[BEGIN]

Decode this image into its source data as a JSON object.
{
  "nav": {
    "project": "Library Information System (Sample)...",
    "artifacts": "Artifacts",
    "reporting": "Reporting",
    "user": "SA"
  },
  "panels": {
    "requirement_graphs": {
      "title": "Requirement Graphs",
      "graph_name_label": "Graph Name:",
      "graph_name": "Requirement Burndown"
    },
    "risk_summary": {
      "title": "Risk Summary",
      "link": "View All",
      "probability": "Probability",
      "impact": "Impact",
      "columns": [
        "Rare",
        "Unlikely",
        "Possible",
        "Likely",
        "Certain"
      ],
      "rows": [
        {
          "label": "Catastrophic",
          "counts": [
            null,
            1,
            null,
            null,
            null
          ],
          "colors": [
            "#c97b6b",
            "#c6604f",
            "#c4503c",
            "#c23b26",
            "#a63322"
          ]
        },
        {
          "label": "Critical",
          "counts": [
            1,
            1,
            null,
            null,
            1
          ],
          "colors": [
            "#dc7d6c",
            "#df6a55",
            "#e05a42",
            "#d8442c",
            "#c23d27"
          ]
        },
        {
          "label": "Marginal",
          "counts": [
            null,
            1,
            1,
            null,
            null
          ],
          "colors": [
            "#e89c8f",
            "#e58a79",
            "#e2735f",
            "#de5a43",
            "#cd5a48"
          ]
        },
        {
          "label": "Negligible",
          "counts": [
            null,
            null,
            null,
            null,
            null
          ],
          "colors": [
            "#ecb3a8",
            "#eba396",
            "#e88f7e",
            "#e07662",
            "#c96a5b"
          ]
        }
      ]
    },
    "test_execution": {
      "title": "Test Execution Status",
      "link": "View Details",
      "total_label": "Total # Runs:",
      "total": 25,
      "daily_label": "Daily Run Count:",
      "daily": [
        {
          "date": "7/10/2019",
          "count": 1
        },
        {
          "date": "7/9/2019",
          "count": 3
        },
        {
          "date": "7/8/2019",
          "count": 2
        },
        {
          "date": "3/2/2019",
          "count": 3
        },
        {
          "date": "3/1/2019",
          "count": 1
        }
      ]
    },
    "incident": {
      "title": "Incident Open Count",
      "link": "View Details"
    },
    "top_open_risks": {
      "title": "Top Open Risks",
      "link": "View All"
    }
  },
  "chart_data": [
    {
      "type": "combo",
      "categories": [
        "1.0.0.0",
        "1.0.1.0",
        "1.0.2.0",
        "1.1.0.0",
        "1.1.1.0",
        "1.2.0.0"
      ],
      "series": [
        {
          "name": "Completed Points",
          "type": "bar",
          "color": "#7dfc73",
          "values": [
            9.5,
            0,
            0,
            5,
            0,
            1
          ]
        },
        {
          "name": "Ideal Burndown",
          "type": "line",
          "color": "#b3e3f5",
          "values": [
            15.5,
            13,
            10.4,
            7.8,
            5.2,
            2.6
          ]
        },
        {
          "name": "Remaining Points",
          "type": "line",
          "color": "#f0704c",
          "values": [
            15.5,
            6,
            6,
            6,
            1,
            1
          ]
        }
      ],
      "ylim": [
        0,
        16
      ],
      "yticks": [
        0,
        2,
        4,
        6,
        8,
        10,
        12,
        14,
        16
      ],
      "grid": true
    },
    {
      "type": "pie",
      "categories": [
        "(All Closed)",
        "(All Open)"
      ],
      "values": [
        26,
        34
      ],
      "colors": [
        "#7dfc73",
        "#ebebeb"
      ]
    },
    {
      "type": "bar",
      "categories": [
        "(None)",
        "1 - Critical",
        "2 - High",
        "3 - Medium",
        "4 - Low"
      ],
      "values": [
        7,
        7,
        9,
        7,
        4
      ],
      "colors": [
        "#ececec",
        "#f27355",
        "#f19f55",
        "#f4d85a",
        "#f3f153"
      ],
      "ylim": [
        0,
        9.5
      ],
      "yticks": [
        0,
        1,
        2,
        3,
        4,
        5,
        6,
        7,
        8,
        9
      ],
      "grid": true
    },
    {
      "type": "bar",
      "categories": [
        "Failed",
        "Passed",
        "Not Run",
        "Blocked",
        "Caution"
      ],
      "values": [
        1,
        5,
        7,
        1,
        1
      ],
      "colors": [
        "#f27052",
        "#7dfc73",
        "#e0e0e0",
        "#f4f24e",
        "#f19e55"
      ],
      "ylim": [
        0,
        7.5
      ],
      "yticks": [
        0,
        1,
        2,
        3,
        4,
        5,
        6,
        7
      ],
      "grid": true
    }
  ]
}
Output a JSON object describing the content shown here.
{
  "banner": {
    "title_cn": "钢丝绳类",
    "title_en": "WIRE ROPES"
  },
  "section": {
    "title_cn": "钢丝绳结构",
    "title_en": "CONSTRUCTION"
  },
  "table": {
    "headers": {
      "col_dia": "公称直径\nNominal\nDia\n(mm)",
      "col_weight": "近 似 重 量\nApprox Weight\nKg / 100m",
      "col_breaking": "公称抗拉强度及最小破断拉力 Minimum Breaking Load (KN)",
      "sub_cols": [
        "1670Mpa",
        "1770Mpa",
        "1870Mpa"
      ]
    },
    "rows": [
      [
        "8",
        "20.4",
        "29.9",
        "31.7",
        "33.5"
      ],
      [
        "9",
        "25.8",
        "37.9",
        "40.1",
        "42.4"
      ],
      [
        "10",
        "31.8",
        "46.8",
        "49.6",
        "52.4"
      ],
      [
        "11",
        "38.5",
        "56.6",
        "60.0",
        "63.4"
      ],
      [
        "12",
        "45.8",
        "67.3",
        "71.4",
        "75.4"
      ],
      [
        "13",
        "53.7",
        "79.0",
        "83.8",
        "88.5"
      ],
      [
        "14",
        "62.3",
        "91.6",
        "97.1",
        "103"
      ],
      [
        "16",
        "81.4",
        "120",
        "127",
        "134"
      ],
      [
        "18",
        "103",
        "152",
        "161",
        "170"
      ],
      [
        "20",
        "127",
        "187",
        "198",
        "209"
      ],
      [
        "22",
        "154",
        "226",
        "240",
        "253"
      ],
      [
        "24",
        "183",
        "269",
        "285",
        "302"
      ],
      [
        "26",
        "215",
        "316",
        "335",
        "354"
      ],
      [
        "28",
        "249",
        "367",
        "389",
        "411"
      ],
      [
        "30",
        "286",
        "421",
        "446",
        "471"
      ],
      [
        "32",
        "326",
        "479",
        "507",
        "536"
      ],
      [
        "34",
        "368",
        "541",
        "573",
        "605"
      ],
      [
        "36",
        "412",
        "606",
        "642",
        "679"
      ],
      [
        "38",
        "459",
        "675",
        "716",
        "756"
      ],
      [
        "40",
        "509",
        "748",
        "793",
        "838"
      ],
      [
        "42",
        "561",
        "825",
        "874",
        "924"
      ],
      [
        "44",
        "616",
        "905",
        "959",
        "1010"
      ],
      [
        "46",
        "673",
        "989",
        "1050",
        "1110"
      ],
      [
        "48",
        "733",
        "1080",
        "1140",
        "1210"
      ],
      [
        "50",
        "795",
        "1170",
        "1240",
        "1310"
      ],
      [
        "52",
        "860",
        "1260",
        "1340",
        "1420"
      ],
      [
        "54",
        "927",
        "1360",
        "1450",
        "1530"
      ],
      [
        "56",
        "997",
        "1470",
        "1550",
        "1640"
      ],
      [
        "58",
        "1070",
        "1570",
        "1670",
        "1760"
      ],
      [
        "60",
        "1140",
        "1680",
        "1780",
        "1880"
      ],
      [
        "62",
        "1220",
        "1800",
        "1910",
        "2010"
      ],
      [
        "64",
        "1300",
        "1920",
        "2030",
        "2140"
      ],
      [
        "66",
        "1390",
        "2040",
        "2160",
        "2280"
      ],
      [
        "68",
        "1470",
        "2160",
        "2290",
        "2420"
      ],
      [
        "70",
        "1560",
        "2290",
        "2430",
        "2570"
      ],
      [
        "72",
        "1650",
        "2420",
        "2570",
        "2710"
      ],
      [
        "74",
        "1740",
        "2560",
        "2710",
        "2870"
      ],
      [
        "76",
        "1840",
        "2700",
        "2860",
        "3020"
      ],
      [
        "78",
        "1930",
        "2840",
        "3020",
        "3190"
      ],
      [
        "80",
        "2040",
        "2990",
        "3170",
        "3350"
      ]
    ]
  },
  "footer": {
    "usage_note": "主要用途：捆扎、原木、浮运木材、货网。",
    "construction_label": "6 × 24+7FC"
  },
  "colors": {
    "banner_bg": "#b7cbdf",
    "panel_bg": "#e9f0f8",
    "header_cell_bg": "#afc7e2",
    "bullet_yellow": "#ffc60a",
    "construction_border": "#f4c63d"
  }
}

[END]

_Do this_: Every line of the listing that holds "Details" should be found and copied.

_Final answer_:
      "link": "View Details",
      "link": "View Details"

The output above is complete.